__LISTED ENTRIES__.
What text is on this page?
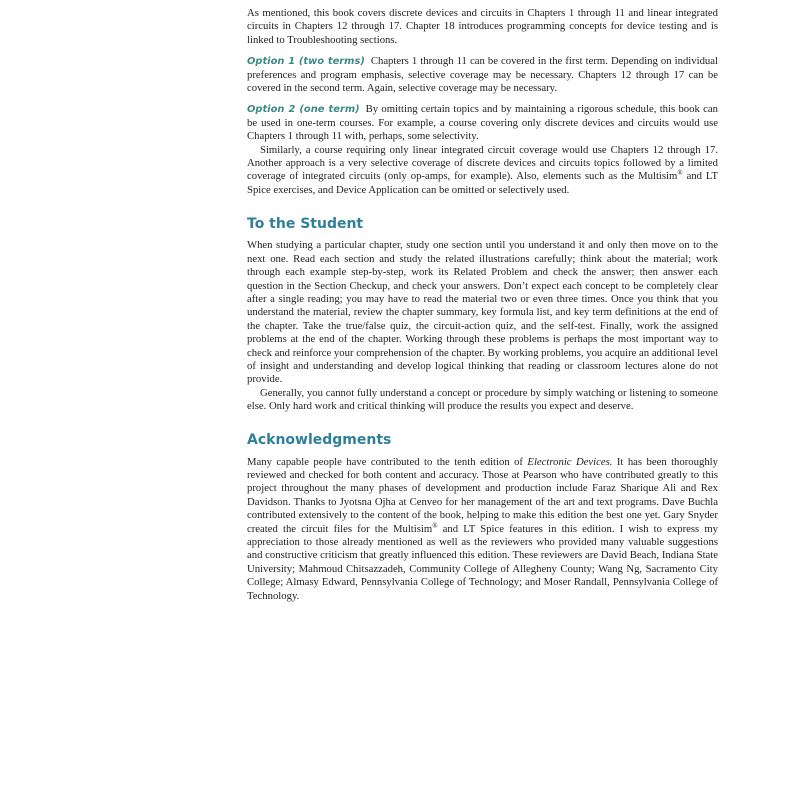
As mentioned, this book covers discrete devices and circuits in Chapters 1 through 11 and linear integrated circuits in Chapters 12 through 17. Chapter 18 introduces programming concepts for device testing and is linked to Troubleshooting sections.

Option 1 (two terms) Chapters 1 through 11 can be covered in the first term. Depending on individual preferences and program emphasis, selective coverage may be necessary. Chapters 12 through 17 can be covered in the second term. Again, selective coverage may be necessary.

Option 2 (one term) By omitting certain topics and by maintaining a rigorous schedule, this book can be used in one-term courses. For example, a course covering only discrete devices and circuits would use Chapters 1 through 11 with, perhaps, some selectivity.

Similarly, a course requiring only linear integrated circuit coverage would use Chapters 12 through 17. Another approach is a very selective coverage of discrete devices and circuits topics followed by a limited coverage of integrated circuits (only op-amps, for example). Also, elements such as the Multisim® and LT Spice exercises, and Device Application can be omitted or selectively used.

To the Student

When studying a particular chapter, study one section until you understand it and only then move on to the next one. Read each section and study the related illustrations carefully; think about the material; work through each example step-by-step, work its Related Problem and check the answer; then answer each question in the Section Checkup, and check your answers. Don’t expect each concept to be completely clear after a single reading; you may have to read the material two or even three times. Once you think that you understand the material, review the chapter summary, key formula list, and key term definitions at the end of the chapter. Take the true/false quiz, the circuit-action quiz, and the self-test. Finally, work the assigned problems at the end of the chapter. Working through these problems is perhaps the most important way to check and reinforce your comprehension of the chapter. By working problems, you acquire an additional level of insight and understanding and develop logical thinking that reading or classroom lectures alone do not provide.

Generally, you cannot fully understand a concept or procedure by simply watching or listening to someone else. Only hard work and critical thinking will produce the results you expect and deserve.

Acknowledgments

Many capable people have contributed to the tenth edition of Electronic Devices. It has been thoroughly reviewed and checked for both content and accuracy. Those at Pearson who have contributed greatly to this project throughout the many phases of development and production include Faraz Sharique Ali and Rex Davidson. Thanks to Jyotsna Ojha at Cenveo for her management of the art and text programs. Dave Buchla contributed extensively to the content of the book, helping to make this edition the best one yet. Gary Snyder created the circuit files for the Multisim® and LT Spice features in this edition. I wish to express my appreciation to those already mentioned as well as the reviewers who provided many valuable suggestions and constructive criticism that greatly influenced this edition. These reviewers are David Beach, Indiana State University; Mahmoud Chitsazzadeh, Community College of Allegheny County; Wang Ng, Sacramento City College; Almasy Edward, Pennsylvania College of Technology; and Moser Randall, Pennsylvania College of Technology.
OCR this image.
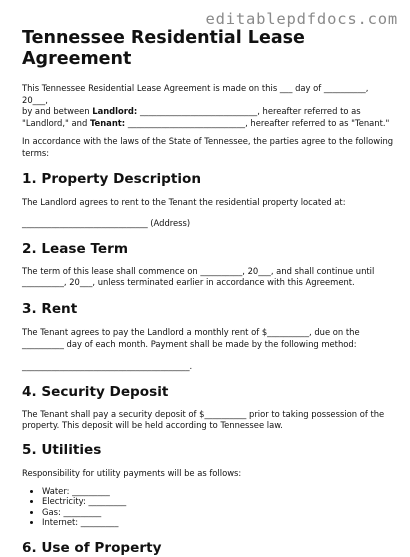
editablepdfdocs.com
Tennessee Residential Lease Agreement

This Tennessee Residential Lease Agreement is made on this ___ day of __________, 20___,
by and between Landlord: ____________________________, hereafter referred to as
"Landlord," and Tenant: ____________________________, hereafter referred to as "Tenant."

In accordance with the laws of the State of Tennessee, the parties agree to the following
terms:

1. Property Description

The Landlord agrees to rent to the Tenant the residential property located at:

______________________________ (Address)

2. Lease Term

The term of this lease shall commence on __________, 20___, and shall continue until
__________, 20___, unless terminated earlier in accordance with this Agreement.

3. Rent

The Tenant agrees to pay the Landlord a monthly rent of $__________, due on the
__________ day of each month. Payment shall be made by the following method:

________________________________________.

4. Security Deposit

The Tenant shall pay a security deposit of $__________ prior to taking possession of the
property. This deposit will be held according to Tennessee law.

5. Utilities

Responsibility for utility payments will be as follows:

• Water: _________
• Electricity: _________
• Gas: _________
• Internet: _________
6. Use of Property
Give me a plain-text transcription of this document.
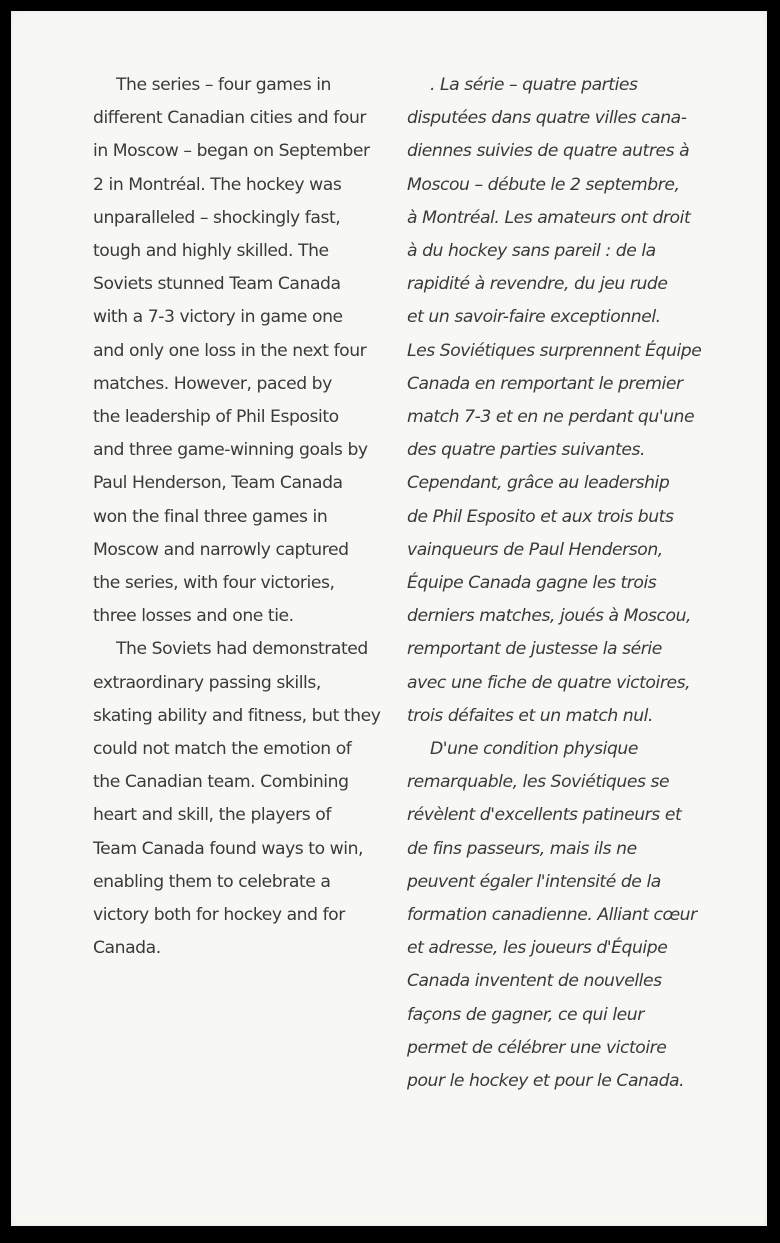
The series – four games in
different Canadian cities and four
in Moscow – began on September
2 in Montréal. The hockey was
unparalleled – shockingly fast,
tough and highly skilled. The
Soviets stunned Team Canada
with a 7-3 victory in game one
and only one loss in the next four
matches. However, paced by
the leadership of Phil Esposito
and three game-winning goals by
Paul Henderson, Team Canada
won the final three games in
Moscow and narrowly captured
the series, with four victories,
three losses and one tie.
The Soviets had demonstrated
extraordinary passing skills,
skating ability and fitness, but they
could not match the emotion of
the Canadian team. Combining
heart and skill, the players of
Team Canada found ways to win,
enabling them to celebrate a
victory both for hockey and for
Canada.
. La série – quatre parties
disputées dans quatre villes cana-
diennes suivies de quatre autres à
Moscou – débute le 2 septembre,
à Montréal. Les amateurs ont droit
à du hockey sans pareil : de la
rapidité à revendre, du jeu rude
et un savoir-faire exceptionnel.
Les Soviétiques surprennent Équipe
Canada en remportant le premier
match 7-3 et en ne perdant qu'une
des quatre parties suivantes.
Cependant, grâce au leadership
de Phil Esposito et aux trois buts
vainqueurs de Paul Henderson,
Équipe Canada gagne les trois
derniers matches, joués à Moscou,
remportant de justesse la série
avec une fiche de quatre victoires,
trois défaites et un match nul.
D'une condition physique
remarquable, les Soviétiques se
révèlent d'excellents patineurs et
de fins passeurs, mais ils ne
peuvent égaler l'intensité de la
formation canadienne. Alliant cœur
et adresse, les joueurs d'Équipe
Canada inventent de nouvelles
façons de gagner, ce qui leur
permet de célébrer une victoire
pour le hockey et pour le Canada.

__DIRECTION__. Make an exact copy of the records shown above, without the pictures.

__TASK OUTPUT__.
What text is on this page?
As mentioned, this book covers discrete devices and circuits in Chapters 1 through 11 and linear integrated circuits in Chapters 12 through 17. Chapter 18 introduces programming concepts for device testing and is linked to Troubleshooting sections.

Option 1 (two terms) Chapters 1 through 11 can be covered in the first term. Depending on individual preferences and program emphasis, selective coverage may be necessary. Chapters 12 through 17 can be covered in the second term. Again, selective coverage may be necessary.

Option 2 (one term) By omitting certain topics and by maintaining a rigorous schedule, this book can be used in one-term courses. For example, a course covering only discrete devices and circuits would use Chapters 1 through 11 with, perhaps, some selectivity.

Similarly, a course requiring only linear integrated circuit coverage would use Chapters 12 through 17. Another approach is a very selective coverage of discrete devices and circuits topics followed by a limited coverage of integrated circuits (only op-amps, for example). Also, elements such as the Multisim® and LT Spice exercises, and Device Application can be omitted or selectively used.

To the Student

When studying a particular chapter, study one section until you understand it and only then move on to the next one. Read each section and study the related illustrations carefully; think about the material; work through each example step-by-step, work its Related Problem and check the answer; then answer each question in the Section Checkup, and check your answers. Don’t expect each concept to be completely clear after a single reading; you may have to read the material two or even three times. Once you think that you understand the material, review the chapter summary, key formula list, and key term definitions at the end of the chapter. Take the true/false quiz, the circuit-action quiz, and the self-test. Finally, work the assigned problems at the end of the chapter. Working through these problems is perhaps the most important way to check and reinforce your comprehension of the chapter. By working problems, you acquire an additional level of insight and understanding and develop logical thinking that reading or classroom lectures alone do not provide.

Generally, you cannot fully understand a concept or procedure by simply watching or listening to someone else. Only hard work and critical thinking will produce the results you expect and deserve.

Acknowledgments

Many capable people have contributed to the tenth edition of Electronic Devices. It has been thoroughly reviewed and checked for both content and accuracy. Those at Pearson who have contributed greatly to this project throughout the many phases of development and production include Faraz Sharique Ali and Rex Davidson. Thanks to Jyotsna Ojha at Cenveo for her management of the art and text programs. Dave Buchla contributed extensively to the content of the book, helping to make this edition the best one yet. Gary Snyder created the circuit files for the Multisim® and LT Spice features in this edition. I wish to express my appreciation to those already mentioned as well as the reviewers who provided many valuable suggestions and constructive criticism that greatly influenced this edition. These reviewers are David Beach, Indiana State University; Mahmoud Chitsazzadeh, Community College of Allegheny County; Wang Ng, Sacramento City College; Almasy Edward, Pennsylvania College of Technology; and Moser Randall, Pennsylvania College of Technology.
OCR this image.
editablepdfdocs.com
Tennessee Residential Lease Agreement

This Tennessee Residential Lease Agreement is made on this ___ day of __________, 20___,
by and between Landlord: ____________________________, hereafter referred to as
"Landlord," and Tenant: ____________________________, hereafter referred to as "Tenant."

In accordance with the laws of the State of Tennessee, the parties agree to the following
terms:

1. Property Description

The Landlord agrees to rent to the Tenant the residential property located at:

______________________________ (Address)

2. Lease Term

The term of this lease shall commence on __________, 20___, and shall continue until
__________, 20___, unless terminated earlier in accordance with this Agreement.

3. Rent

The Tenant agrees to pay the Landlord a monthly rent of $__________, due on the
__________ day of each month. Payment shall be made by the following method:

________________________________________.

4. Security Deposit

The Tenant shall pay a security deposit of $__________ prior to taking possession of the
property. This deposit will be held according to Tennessee law.

5. Utilities

Responsibility for utility payments will be as follows:

• Water: _________
• Electricity: _________
• Gas: _________
• Internet: _________
6. Use of Property
Give me a plain-text transcription of this document.
The series – four games in
different Canadian cities and four
in Moscow – began on September
2 in Montréal. The hockey was
unparalleled – shockingly fast,
tough and highly skilled. The
Soviets stunned Team Canada
with a 7-3 victory in game one
and only one loss in the next four
matches. However, paced by
the leadership of Phil Esposito
and three game-winning goals by
Paul Henderson, Team Canada
won the final three games in
Moscow and narrowly captured
the series, with four victories,
three losses and one tie.
The Soviets had demonstrated
extraordinary passing skills,
skating ability and fitness, but they
could not match the emotion of
the Canadian team. Combining
heart and skill, the players of
Team Canada found ways to win,
enabling them to celebrate a
victory both for hockey and for
Canada.
. La série – quatre parties
disputées dans quatre villes cana-
diennes suivies de quatre autres à
Moscou – débute le 2 septembre,
à Montréal. Les amateurs ont droit
à du hockey sans pareil : de la
rapidité à revendre, du jeu rude
et un savoir-faire exceptionnel.
Les Soviétiques surprennent Équipe
Canada en remportant le premier
match 7-3 et en ne perdant qu'une
des quatre parties suivantes.
Cependant, grâce au leadership
de Phil Esposito et aux trois buts
vainqueurs de Paul Henderson,
Équipe Canada gagne les trois
derniers matches, joués à Moscou,
remportant de justesse la série
avec une fiche de quatre victoires,
trois défaites et un match nul.
D'une condition physique
remarquable, les Soviétiques se
révèlent d'excellents patineurs et
de fins passeurs, mais ils ne
peuvent égaler l'intensité de la
formation canadienne. Alliant cœur
et adresse, les joueurs d'Équipe
Canada inventent de nouvelles
façons de gagner, ce qui leur
permet de célébrer une victoire
pour le hockey et pour le Canada.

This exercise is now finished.